Beneath this sentence is a set of records; write each of them out exactly.

___ Exercise inputs ___

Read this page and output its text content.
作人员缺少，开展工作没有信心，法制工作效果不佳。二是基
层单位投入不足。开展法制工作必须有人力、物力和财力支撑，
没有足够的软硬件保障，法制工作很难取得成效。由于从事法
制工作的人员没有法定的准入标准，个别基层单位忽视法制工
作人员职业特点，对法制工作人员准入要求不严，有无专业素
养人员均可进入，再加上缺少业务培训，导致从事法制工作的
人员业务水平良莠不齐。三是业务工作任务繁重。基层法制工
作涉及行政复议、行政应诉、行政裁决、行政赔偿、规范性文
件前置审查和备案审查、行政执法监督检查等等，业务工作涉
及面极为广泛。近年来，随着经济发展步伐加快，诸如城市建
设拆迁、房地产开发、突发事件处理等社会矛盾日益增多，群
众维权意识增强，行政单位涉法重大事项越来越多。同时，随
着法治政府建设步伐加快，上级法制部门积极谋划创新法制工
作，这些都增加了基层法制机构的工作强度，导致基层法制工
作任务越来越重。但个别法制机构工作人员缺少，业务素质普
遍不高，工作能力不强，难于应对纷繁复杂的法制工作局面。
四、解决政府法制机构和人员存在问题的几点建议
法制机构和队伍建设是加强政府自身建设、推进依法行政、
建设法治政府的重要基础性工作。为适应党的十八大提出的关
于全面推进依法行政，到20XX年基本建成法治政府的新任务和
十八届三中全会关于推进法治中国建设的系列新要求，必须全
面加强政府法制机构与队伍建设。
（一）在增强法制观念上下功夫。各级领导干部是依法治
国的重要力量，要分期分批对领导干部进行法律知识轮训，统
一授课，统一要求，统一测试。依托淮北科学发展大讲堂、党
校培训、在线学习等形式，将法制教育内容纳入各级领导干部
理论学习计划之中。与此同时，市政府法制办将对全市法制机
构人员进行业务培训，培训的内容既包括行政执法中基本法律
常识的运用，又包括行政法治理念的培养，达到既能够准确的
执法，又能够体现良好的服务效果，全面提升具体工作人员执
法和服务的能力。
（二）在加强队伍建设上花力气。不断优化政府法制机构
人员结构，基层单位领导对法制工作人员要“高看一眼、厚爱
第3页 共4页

___

- _Answer in full_:
Read this page and output its text content.
作人员缺少，开展工作没有信心，法制工作效果不佳。二是基
层单位投入不足。开展法制工作必须有人力、物力和财力支撑，
没有足够的软硬件保障，法制工作很难取得成效。由于从事法
制工作的人员没有法定的准入标准，个别基层单位忽视法制工
作人员职业特点，对法制工作人员准入要求不严，有无专业素
养人员均可进入，再加上缺少业务培训，导致从事法制工作的
人员业务水平良莠不齐。三是业务工作任务繁重。基层法制工
作涉及行政复议、行政应诉、行政裁决、行政赔偿、规范性文
件前置审查和备案审查、行政执法监督检查等等，业务工作涉
及面极为广泛。近年来，随着经济发展步伐加快，诸如城市建
设拆迁、房地产开发、突发事件处理等社会矛盾日益增多，群
众维权意识增强，行政单位涉法重大事项越来越多。同时，随
着法治政府建设步伐加快，上级法制部门积极谋划创新法制工
作，这些都增加了基层法制机构的工作强度，导致基层法制工
作任务越来越重。但个别法制机构工作人员缺少，业务素质普
遍不高，工作能力不强，难于应对纷繁复杂的法制工作局面。
四、解决政府法制机构和人员存在问题的几点建议
法制机构和队伍建设是加强政府自身建设、推进依法行政、
建设法治政府的重要基础性工作。为适应党的十八大提出的关
于全面推进依法行政，到20XX年基本建成法治政府的新任务和
十八届三中全会关于推进法治中国建设的系列新要求，必须全
面加强政府法制机构与队伍建设。
（一）在增强法制观念上下功夫。各级领导干部是依法治
国的重要力量，要分期分批对领导干部进行法律知识轮训，统
一授课，统一要求，统一测试。依托淮北科学发展大讲堂、党
校培训、在线学习等形式，将法制教育内容纳入各级领导干部
理论学习计划之中。与此同时，市政府法制办将对全市法制机
构人员进行业务培训，培训的内容既包括行政执法中基本法律
常识的运用，又包括行政法治理念的培养，达到既能够准确的
执法，又能够体现良好的服务效果，全面提升具体工作人员执
法和服务的能力。
（二）在加强队伍建设上花力气。不断优化政府法制机构
人员结构，基层单位领导对法制工作人员要“高看一眼、厚爱
第3页 共4页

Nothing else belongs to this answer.